WRITTEN REQUEST
Find the string "MORENA" in the data, then copy every line where it is found.

EXTRACTED INFORMATION
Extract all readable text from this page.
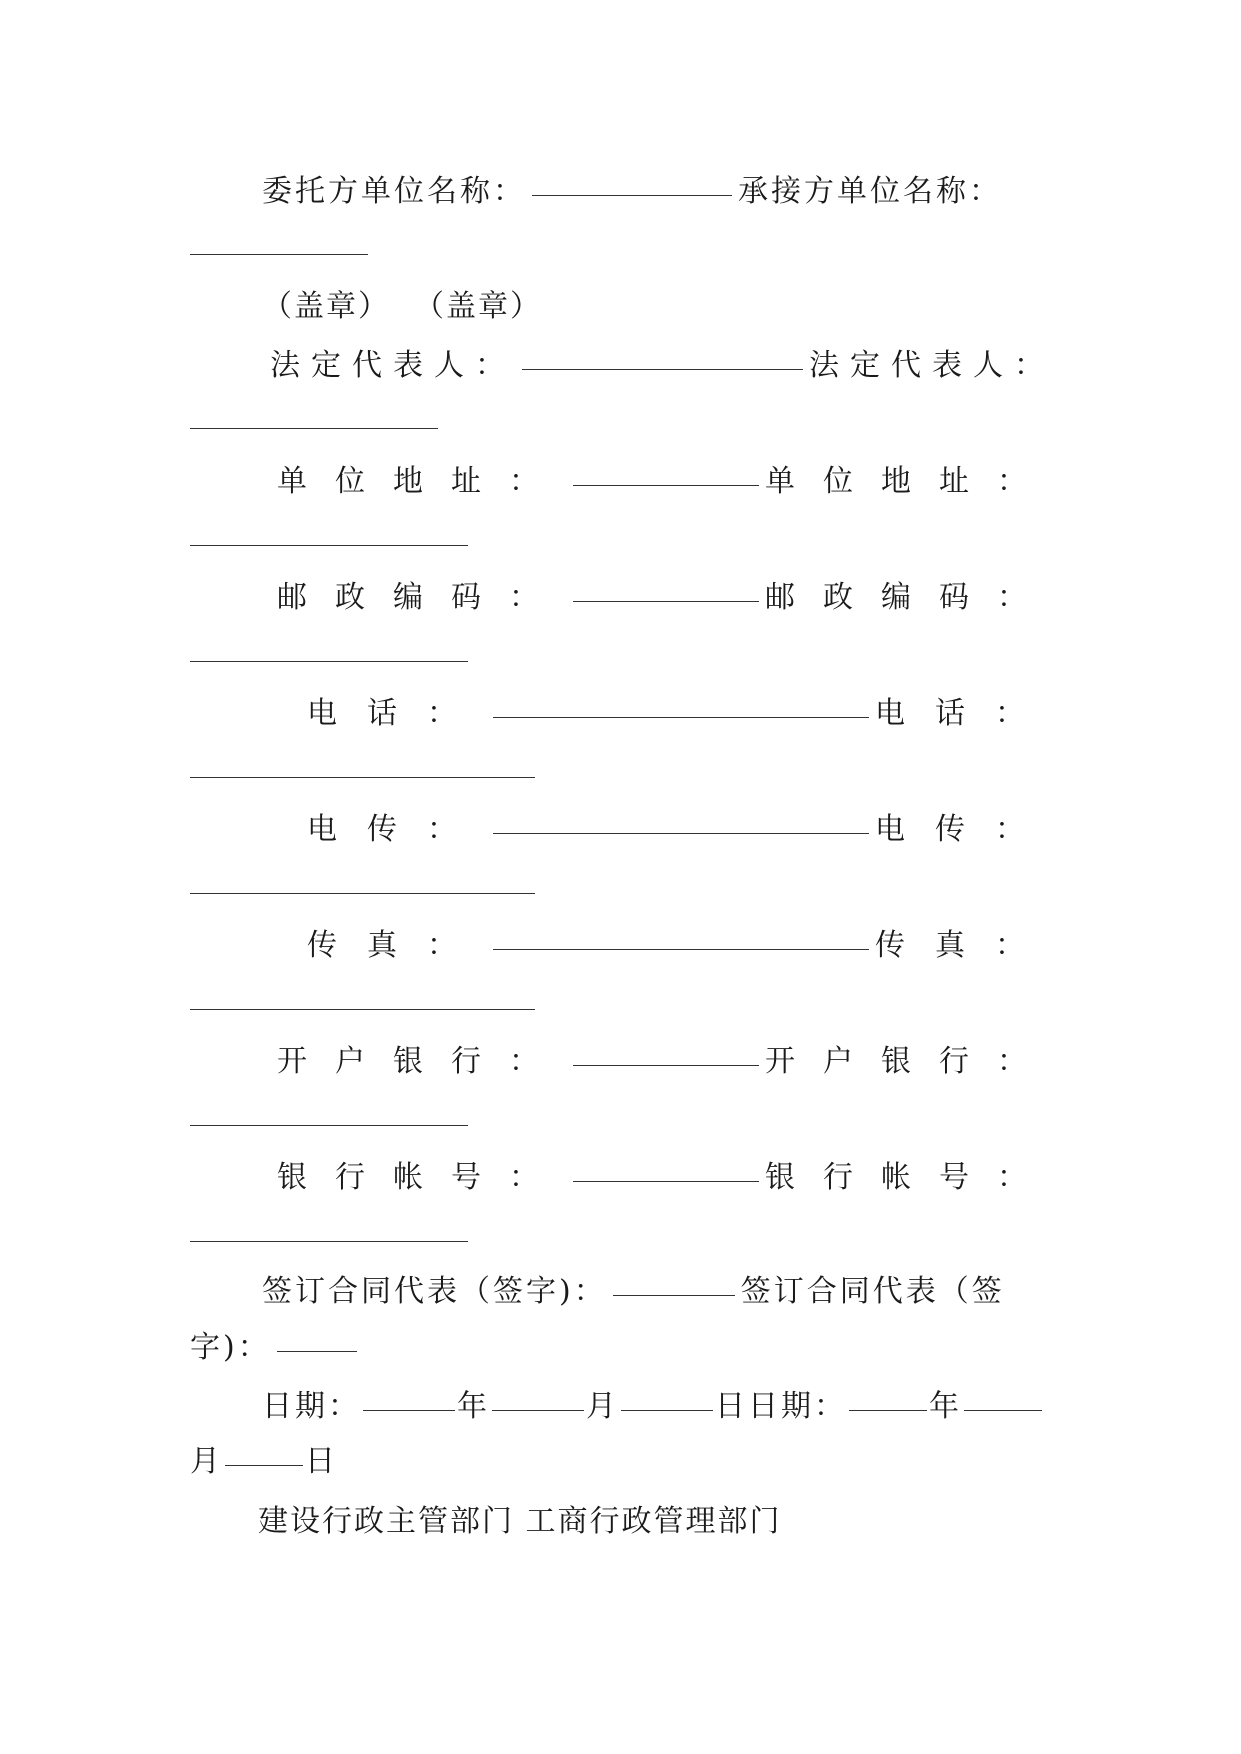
委托方单位名称：	承接方单位名称：
（盖章） （盖章）
法定代表人：	法定代表人：
单位地址：	单位地址：
邮政编码：	邮政编码：
电话：	电话：
电传：	电传：
传真：	传真：
开户银行：	开户银行：
银行帐号：	银行帐号：
签订合同代表（签字)：	签订合同代表（签
字)：
日期：	年	月	日 日期：	年
月	日
建设行政主管部门 工商行政管理部门
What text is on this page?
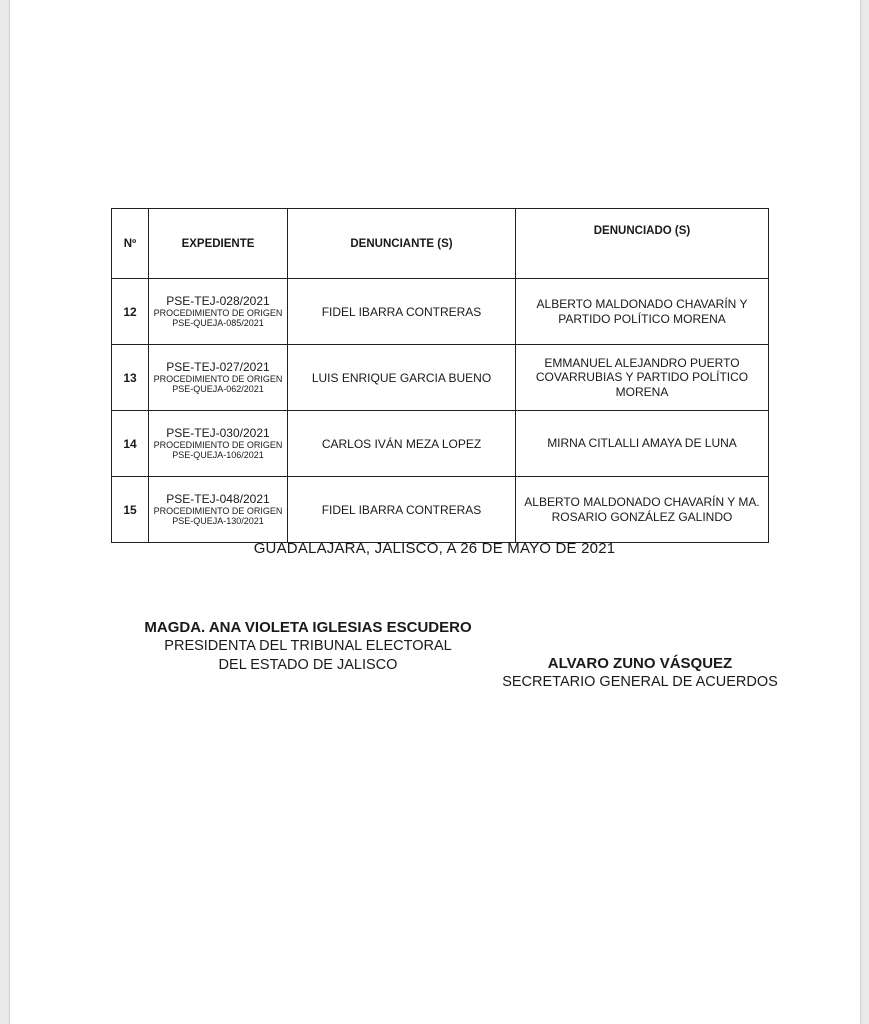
Nº	EXPEDIENTE	DENUNCIANTE (S)	DENUNCIADO (S)
12	PSE-TEJ-028/2021
PROCEDIMIENTO DE ORIGEN
PSE-QUEJA-085/2021	FIDEL IBARRA CONTRERAS	ALBERTO MALDONADO CHAVARÍN Y PARTIDO POLÍTICO MORENA

13	PSE-TEJ-027/2021
PROCEDIMIENTO DE ORIGEN
PSE-QUEJA-062/2021	LUIS ENRIQUE GARCIA BUENO	EMMANUEL ALEJANDRO PUERTO COVARRUBIAS Y PARTIDO POLÍTICO MORENA

14	PSE-TEJ-030/2021
PROCEDIMIENTO DE ORIGEN
PSE-QUEJA-106/2021	CARLOS IVÁN MEZA LOPEZ	MIRNA CITLALLI AMAYA DE LUNA

15	PSE-TEJ-048/2021
PROCEDIMIENTO DE ORIGEN
PSE-QUEJA-130/2021	FIDEL IBARRA CONTRERAS	ALBERTO MALDONADO CHAVARÍN Y MA. ROSARIO GONZÁLEZ GALINDO
GUADALAJARA, JALISCO, A 26 DE MAYO DE 2021
MAGDA. ANA VIOLETA IGLESIAS ESCUDERO
PRESIDENTA DEL TRIBUNAL ELECTORAL
DEL ESTADO DE JALISCO	ALVARO ZUNO VÁSQUEZ
SECRETARIO GENERAL DE ACUERDOS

WRITTEN SOLUTION
PSE-QUEJA-085/2021	FIDEL IBARRA CONTRERAS	ALBERTO MALDONADO CHAVARÍN Y PARTIDO POLÍTICO MORENA
PSE-QUEJA-062/2021	LUIS ENRIQUE GARCIA BUENO	EMMANUEL ALEJANDRO PUERTO COVARRUBIAS Y PARTIDO POLÍTICO MORENA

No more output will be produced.